Records for this exercise -
##########

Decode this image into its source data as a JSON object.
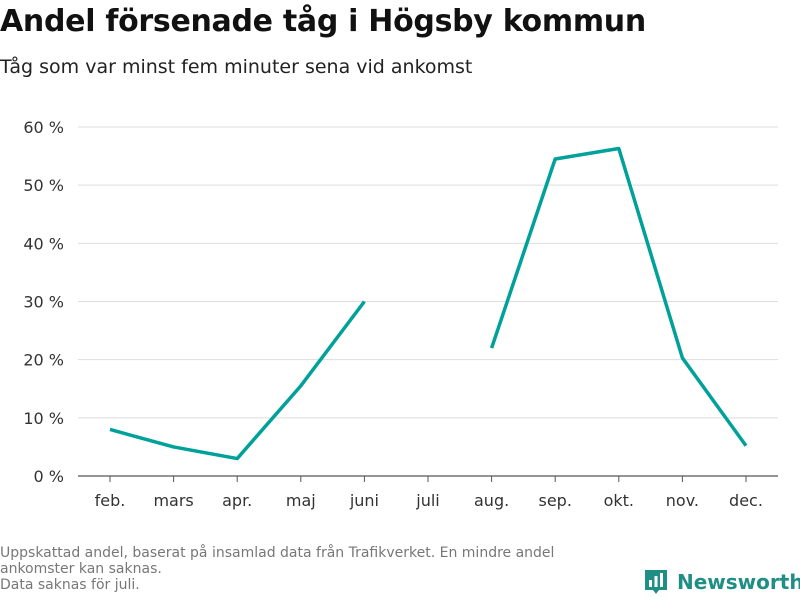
{
  "title": "Andel försenade tåg i Högsby kommun",
  "subtitle": "Tåg som var minst fem minuter sena vid ankomst",
  "footnote": {
    "line1": "Uppskattad andel, baserat på insamlad data från Trafikverket. En mindre andel",
    "line2": "ankomster kan saknas.",
    "line3": "Data saknas för juli."
  },
  "brand": {
    "name": "Newsworthy",
    "color": "#1f8f86",
    "icon": "bar-chart-logo-icon"
  },
  "chart_data": {
    "type": "line",
    "categories": [
      "feb.",
      "mars",
      "apr.",
      "maj",
      "juni",
      "juli",
      "aug.",
      "sep.",
      "okt.",
      "nov.",
      "dec."
    ],
    "series": [
      {
        "values": [
          8,
          5,
          3,
          15.5,
          30,
          null,
          22,
          54.5,
          56.3,
          20.3,
          5.2
        ]
      }
    ],
    "ylim": [
      0,
      60
    ],
    "yticks": [
      0,
      10,
      20,
      30,
      40,
      50,
      60
    ],
    "ytick_labels": [
      "0 %",
      "10 %",
      "20 %",
      "30 %",
      "40 %",
      "50 %",
      "60 %"
    ],
    "grid": true,
    "line_color": "#00a19a"
  }
}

##########

Stated exercise -
Return every line of the preceding records in which the word "saknas" appears.

Written answer -
    "line2": "ankomster kan saknas.",
    "line3": "Data saknas för juli."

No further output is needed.